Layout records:
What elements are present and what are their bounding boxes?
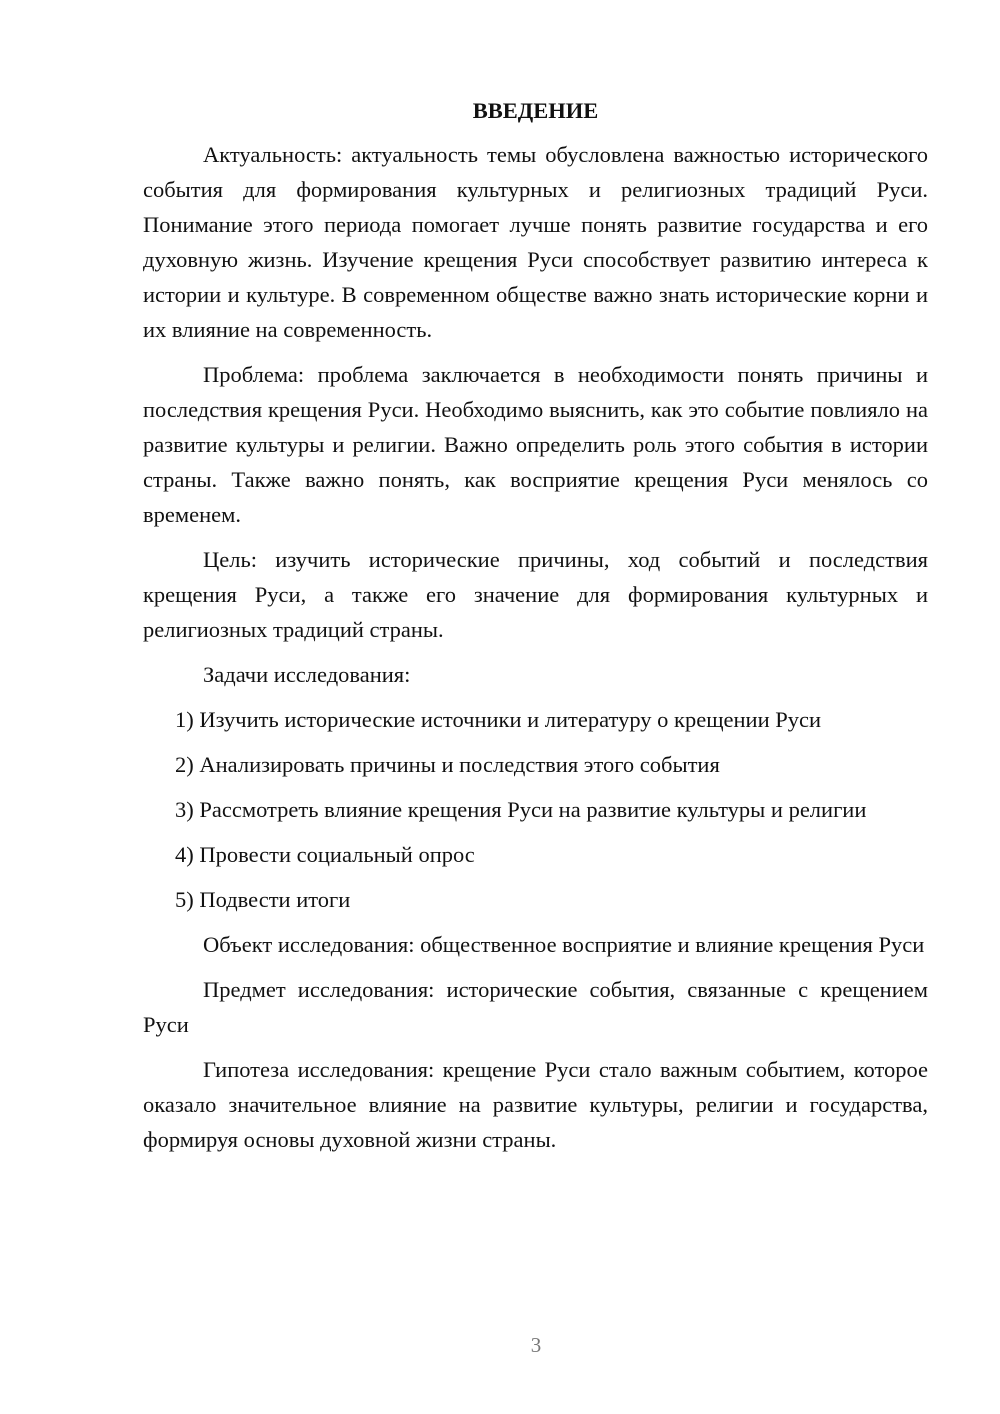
task-item: 4) Провести социальный опрос <box>175 842 475 867</box>
paragraph-relevance: Актуальность: актуальность темы обусловлена важностью исторического события для формирования культурных и религиозных традиций Руси. Понимание этого периода помогает лучше понять развитие государства и его духовную жизнь. Изучение крещения Руси способствует развитию интереса к истории и культуре. В современном обществе важно знать исторические корни и их влияние на современность. <box>143 142 928 342</box>
tasks-heading: Задачи исследования: <box>203 662 411 687</box>
task-item: 5) Подвести итоги <box>175 887 351 912</box>
page-content <box>143 95 928 1167</box>
task-item: 3) Рассмотреть влияние крещения Руси на развитие культуры и религии <box>175 797 867 822</box>
paragraph-hypothesis: Гипотеза исследования: крещение Руси стало важным событием, которое оказало значительное влияние на развитие культуры, религии и государства, формируя основы духовной жизни страны. <box>143 1057 928 1152</box>
paragraph-goal: Цель: изучить исторические причины, ход событий и последствия крещения Руси, а также его значение для формирования культурных и религиозных традиций страны. <box>143 547 928 642</box>
paragraph-subject: Предмет исследования: исторические события, связанные с крещением Руси <box>143 977 928 1037</box>
paragraph-object: Объект исследования: общественное восприятие и влияние крещения Руси <box>203 932 925 957</box>
page-number: 3 <box>530 1333 542 1357</box>
task-item: 2) Анализировать причины и последствия этого события <box>175 752 720 777</box>
task-item: 1) Изучить исторические источники и литературу о крещении Руси <box>175 707 822 732</box>
section-title: ВВЕДЕНИЕ <box>472 98 599 123</box>
paragraph-problem: Проблема: проблема заключается в необходимости понять причины и последствия крещения Руси. Необходимо выяснить, как это событие повлияло на развитие культуры и религии. Важно определить роль этого события в истории страны. Также важно понять, как восприятие крещения Руси менялось со временем. <box>143 362 928 527</box>
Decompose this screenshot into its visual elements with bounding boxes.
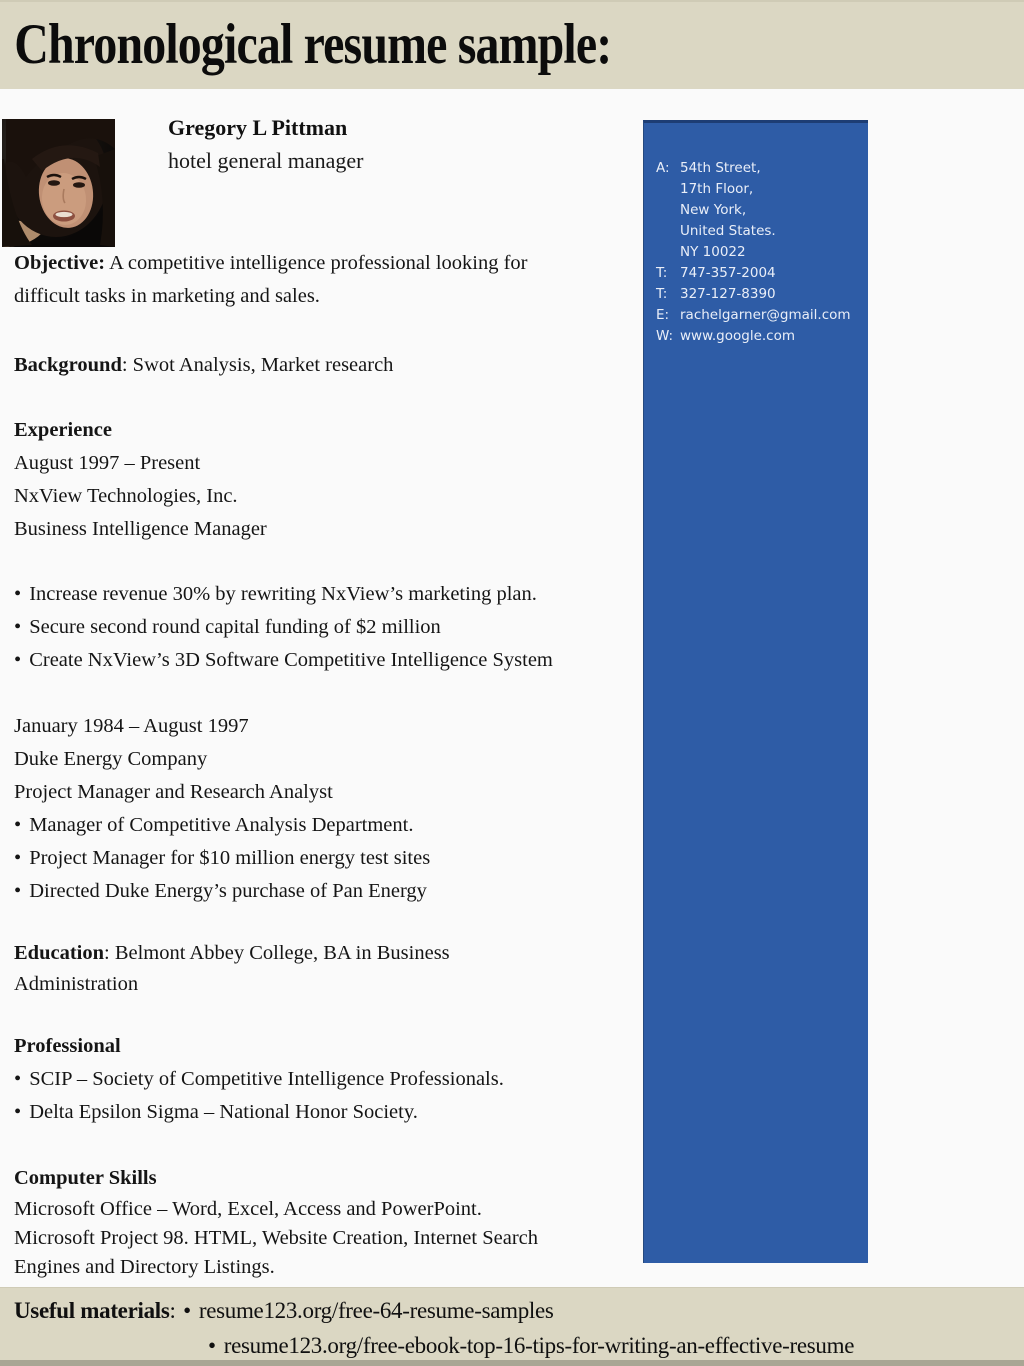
contact-card (643, 120, 868, 1263)
skills-text: Microsoft Project 98. HTML, Website Creation, Internet Search (14, 1227, 539, 1249)
bullet-icon: • (14, 1068, 22, 1090)
page-title: Chronological resume sample: (14, 13, 612, 76)
footer-link-2[interactable]: resume123.org/free-ebook-top-16-tips-for-writing-an-effective-resume (223, 1333, 855, 1358)
bullet-item: • Project Manager for $10 million energy test sites (14, 842, 630, 875)
address-line: New York, (680, 202, 747, 218)
bullet-item: • SCIP – Society of Competitive Intelligence Professionals. (14, 1063, 630, 1096)
phone-number: 747-357-2004 (680, 265, 776, 281)
bullet-icon: • (14, 649, 22, 671)
address-label: A: (656, 160, 670, 176)
bullet-icon: • (14, 583, 22, 605)
website-label: W: (656, 328, 674, 344)
contact-entry-phone-2 (656, 284, 860, 305)
footer-line-2 (14, 1328, 1024, 1363)
phone-number: 327-127-8390 (680, 286, 776, 302)
contact-entry-phone-1 (656, 263, 860, 284)
bullet-item: • Delta Epsilon Sigma – National Honor Society. (14, 1096, 630, 1129)
email-label: E: (656, 307, 670, 323)
footer-line-1 (14, 1293, 1024, 1328)
website-url[interactable]: www.google.com (680, 328, 796, 344)
education-label: Education (14, 942, 104, 964)
objective-label: Objective: (14, 252, 106, 274)
resume-main-column (14, 247, 630, 1282)
background-label: Background (14, 354, 122, 376)
contact-entry-website (656, 326, 860, 347)
bullet-icon: • (14, 880, 22, 902)
contact-entry-email (656, 305, 860, 326)
bullet-icon: • (14, 847, 22, 869)
bullet-icon: • (183, 1298, 191, 1323)
candidate-name: Gregory L Pittman (168, 115, 348, 140)
job-title: Business Intelligence Manager (14, 518, 267, 540)
footer-link-1[interactable]: resume123.org/free-64-resume-samples (198, 1298, 554, 1323)
phone-label: T: (656, 265, 668, 281)
job-company: Duke Energy Company (14, 748, 208, 770)
bullet-item: • Increase revenue 30% by rewriting NxView’s marketing plan. (14, 578, 630, 611)
experience-heading: Experience (14, 419, 112, 441)
footer-label: Useful materials (14, 1298, 170, 1323)
job-title: Project Manager and Research Analyst (14, 781, 333, 803)
address-line: NY 10022 (680, 244, 746, 260)
job-dates: August 1997 – Present (14, 452, 201, 474)
bullet-icon: • (14, 814, 22, 836)
address-line: 17th Floor, (680, 181, 754, 197)
useful-materials-footer (0, 1287, 1024, 1366)
bullet-item: • Secure second round capital funding of $2 million (14, 611, 630, 644)
address-line: United States. (680, 223, 776, 239)
objective-text: Objective: A competitive intelligence professional looking for (14, 252, 528, 274)
bullet-item: • Directed Duke Energy’s purchase of Pan Energy (14, 875, 630, 908)
job-dates: January 1984 – August 1997 (14, 715, 249, 737)
professional-heading: Professional (14, 1035, 121, 1057)
objective-text: difficult tasks in marketing and sales. (14, 285, 320, 307)
education-text: Administration (14, 973, 139, 995)
address-line: 54th Street, (680, 160, 761, 176)
identity-block (168, 113, 363, 176)
profile-photo (2, 119, 115, 247)
background-text: Background: Swot Analysis, Market research (14, 354, 394, 376)
job-company: NxView Technologies, Inc. (14, 485, 238, 507)
email-address[interactable]: rachelgarner@gmail.com (680, 307, 851, 323)
bullet-item: • Manager of Competitive Analysis Department. (14, 809, 630, 842)
bullet-icon: • (14, 1101, 22, 1123)
skills-text: Engines and Directory Listings. (14, 1256, 275, 1278)
footer-separator: : (169, 1298, 182, 1323)
phone-label: T: (656, 286, 668, 302)
education-text: Education: Belmont Abbey College, BA in Business (14, 942, 450, 964)
skills-text: Microsoft Office – Word, Excel, Access and PowerPoint. (14, 1198, 482, 1220)
bullet-item: • Create NxView’s 3D Software Competitive Intelligence System (14, 644, 630, 677)
computer-skills-heading: Computer Skills (14, 1167, 157, 1189)
portrait-illustration (2, 119, 115, 247)
contact-entry-address (656, 158, 860, 263)
slide-title-banner (0, 0, 1024, 89)
bullet-icon: • (14, 616, 22, 638)
candidate-job-title: hotel general manager (168, 148, 364, 173)
bullet-icon: • (208, 1333, 216, 1358)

= Stated problem =
Turn the layout records above into a Markdown table with the columns Row and Line, putting each line in its own numbered row and skipping blank lines. Cover every record, and leave the pictures out.

= Solution =
| Row | Line |
|---|---|
| 1 | What elements are present and what are their bounding boxes? |
| 2 | task-item: 4) Провести социальный опрос <box>175 842 475 867</box> |
| 3 | paragraph-relevance: Актуальность: актуальность темы обусловлена важностью исторического события для формирования культурных и религиозных традиций Руси. Понимание этого периода помогает лучше понять развитие государства и его духовную жизнь. Изучение крещения Руси способствует развитию интереса к истории и культуре. В современном обществе важно знать исторические корни и их влияние на современность. <box>143 142 928 342</box> |
| 4 | tasks-heading: Задачи исследования: <box>203 662 411 687</box> |
| 5 | task-item: 5) Подвести итоги <box>175 887 351 912</box> |
| 6 | page-content <box>143 95 928 1167</box> |
| 7 | task-item: 3) Рассмотреть влияние крещения Руси на развитие культуры и религии <box>175 797 867 822</box> |
| 8 | paragraph-hypothesis: Гипотеза исследования: крещение Руси стало важным событием, которое оказало значительное влияние на развитие культуры, религии и государства, формируя основы духовной жизни страны. <box>143 1057 928 1152</box> |
| 9 | paragraph-goal: Цель: изучить исторические причины, ход событий и последствия крещения Руси, а также его значение для формирования культурных и религиозных традиций страны. <box>143 547 928 642</box> |
| 10 | paragraph-subject: Предмет исследования: исторические события, связанные с крещением Руси <box>143 977 928 1037</box> |
| 11 | paragraph-object: Объект исследования: общественное восприятие и влияние крещения Руси <box>203 932 925 957</box> |
| 12 | page-number: 3 <box>530 1333 542 1357</box> |
| 13 | task-item: 2) Анализировать причины и последствия этого события <box>175 752 720 777</box> |
| 14 | task-item: 1) Изучить исторические источники и литературу о крещении Руси <box>175 707 822 732</box> |
| 15 | section-title: ВВЕДЕНИЕ <box>472 98 599 123</box> |
| 16 | paragraph-problem: Проблема: проблема заключается в необходимости понять причины и последствия крещения Руси. Необходимо выяснить, как это событие повлияло на развитие культуры и религии. Важно определить роль этого события в истории страны. Также важно понять, как восприятие крещения Руси менялось со временем. <box>143 362 928 527</box> |
| 17 | Decompose this screenshot into its visual elements with bounding boxes. |
| 18 | contact-card (643, 120, 868, 1263) |
| 19 | skills-text: Microsoft Project 98. HTML, Website Creation, Internet Search (14, 1227, 539, 1249) |
| 20 | bullet-icon: • (14, 1068, 22, 1090) |
| 21 | page-title: Chronological resume sample: (14, 13, 612, 76) |
| 22 | footer-link-2[interactable]: resume123.org/free-ebook-top-16-tips-for-writing-an-effective-resume (223, 1333, 855, 1358) |
| 23 | bullet-item: • Project Manager for $10 million energy test sites (14, 842, 630, 875) |
| 24 | address-line: New York, (680, 202, 747, 218) |
| 25 | bullet-item: • SCIP – Society of Competitive Intelligence Professionals. (14, 1063, 630, 1096) |
| 26 | phone-number: 747-357-2004 (680, 265, 776, 281) |
| 27 | bullet-icon: • (14, 649, 22, 671) |
| 28 | address-label: A: (656, 160, 670, 176) |
| 29 | bullet-icon: • (14, 583, 22, 605) |
| 30 | website-label: W: (656, 328, 674, 344) |
| 31 | contact-entry-phone-2 (656, 284, 860, 305) |
| 32 | footer-line-2 (14, 1328, 1024, 1363) |
| 33 | phone-number: 327-127-8390 (680, 286, 776, 302) |
| 34 | contact-entry-phone-1 (656, 263, 860, 284) |
| 35 | bullet-item: • Delta Epsilon Sigma – National Honor Society. (14, 1096, 630, 1129) |
| 36 | email-label: E: (656, 307, 670, 323) |
| 37 | footer-line-1 (14, 1293, 1024, 1328) |
| 38 | website-url[interactable]: www.google.com (680, 328, 796, 344) |
| 39 | education-label: Education (14, 942, 104, 964) |
| 40 | objective-label: Objective: (14, 252, 106, 274) |
| 41 | resume-main-column (14, 247, 630, 1282) |
| 42 | background-label: Background (14, 354, 122, 376) |
| 43 | contact-entry-website (656, 326, 860, 347) |
| 44 | bullet-icon: • (14, 880, 22, 902) |
| 45 | contact-entry-email (656, 305, 860, 326) |
| 46 | bullet-icon: • (14, 847, 22, 869) |
| 47 | bullet-icon: • (183, 1298, 191, 1323) |
| 48 | candidate-name: Gregory L Pittman (168, 115, 348, 140) |
| 49 | job-title: Business Intelligence Manager (14, 518, 267, 540) |
| 50 | footer-link-1[interactable]: resume123.org/free-64-resume-samples (198, 1298, 554, 1323) |
| 51 | phone-label: T: (656, 265, 668, 281) |
| 52 | job-company: Duke Energy Company (14, 748, 208, 770) |
| 53 | bullet-item: • Increase revenue 30% by rewriting NxView’s marketing plan. (14, 578, 630, 611) |
| 54 | experience-heading: Experience (14, 419, 112, 441) |
| 55 | footer-label: Useful materials (14, 1298, 170, 1323) |
| 56 | job-title: Project Manager and Research Analyst (14, 781, 333, 803) |
| 57 | address-line: NY 10022 (680, 244, 746, 260) |
| 58 | job-dates: August 1997 – Present (14, 452, 201, 474) |
| 59 | bullet-icon: • (14, 814, 22, 836) |
| 60 | address-line: 17th Floor, (680, 181, 754, 197) |
| 61 | useful-materials-footer (0, 1287, 1024, 1366) |
| 62 | bullet-item: • Secure second round capital funding of $2 million (14, 611, 630, 644) |
| 63 | address-line: United States. (680, 223, 776, 239) |
| 64 | objective-text: Objective: A competitive intelligence professional looking for (14, 252, 528, 274) |
| 65 | bullet-item: • Directed Duke Energy’s purchase of Pan Energy (14, 875, 630, 908) |
| 66 | job-dates: January 1984 – August 1997 (14, 715, 249, 737) |
| 67 | professional-heading: Professional (14, 1035, 121, 1057) |
| 68 | objective-text: difficult tasks in marketing and sales. (14, 285, 320, 307) |
| 69 | education-text: Administration (14, 973, 139, 995) |
| 70 | address-line: 54th Street, (680, 160, 761, 176) |
| 71 | identity-block (168, 113, 363, 176) |
| 72 | profile-photo (2, 119, 115, 247) |
| 73 | background-text: Background: Swot Analysis, Market research (14, 354, 394, 376) |
| 74 | job-company: NxView Technologies, Inc. (14, 485, 238, 507) |
| 75 | email-address[interactable]: rachelgarner@gmail.com (680, 307, 851, 323) |
| 76 | bullet-item: • Manager of Competitive Analysis Department. (14, 809, 630, 842) |
| 77 | bullet-icon: • (14, 1101, 22, 1123) |
| 78 | skills-text: Engines and Directory Listings. (14, 1256, 275, 1278) |
| 79 | footer-separator: : (169, 1298, 182, 1323) |
| 80 | phone-label: T: (656, 286, 668, 302) |
| 81 | education-text: Education: Belmont Abbey College, BA in Business (14, 942, 450, 964) |
| 82 | skills-text: Microsoft Office – Word, Excel, Access and PowerPoint. (14, 1198, 482, 1220) |
| 83 | bullet-item: • Create NxView’s 3D Software Competitive Intelligence System (14, 644, 630, 677) |
| 84 | computer-skills-heading: Computer Skills (14, 1167, 157, 1189) |
| 85 | portrait-illustration (2, 119, 115, 247) |
| 86 | contact-entry-address (656, 158, 860, 263) |
| 87 | slide-title-banner (0, 0, 1024, 89) |
| 88 | bullet-icon: • (14, 616, 22, 638) |
| 89 | candidate-job-title: hotel general manager (168, 148, 364, 173) |
| 90 | bullet-icon: • (208, 1333, 216, 1358) |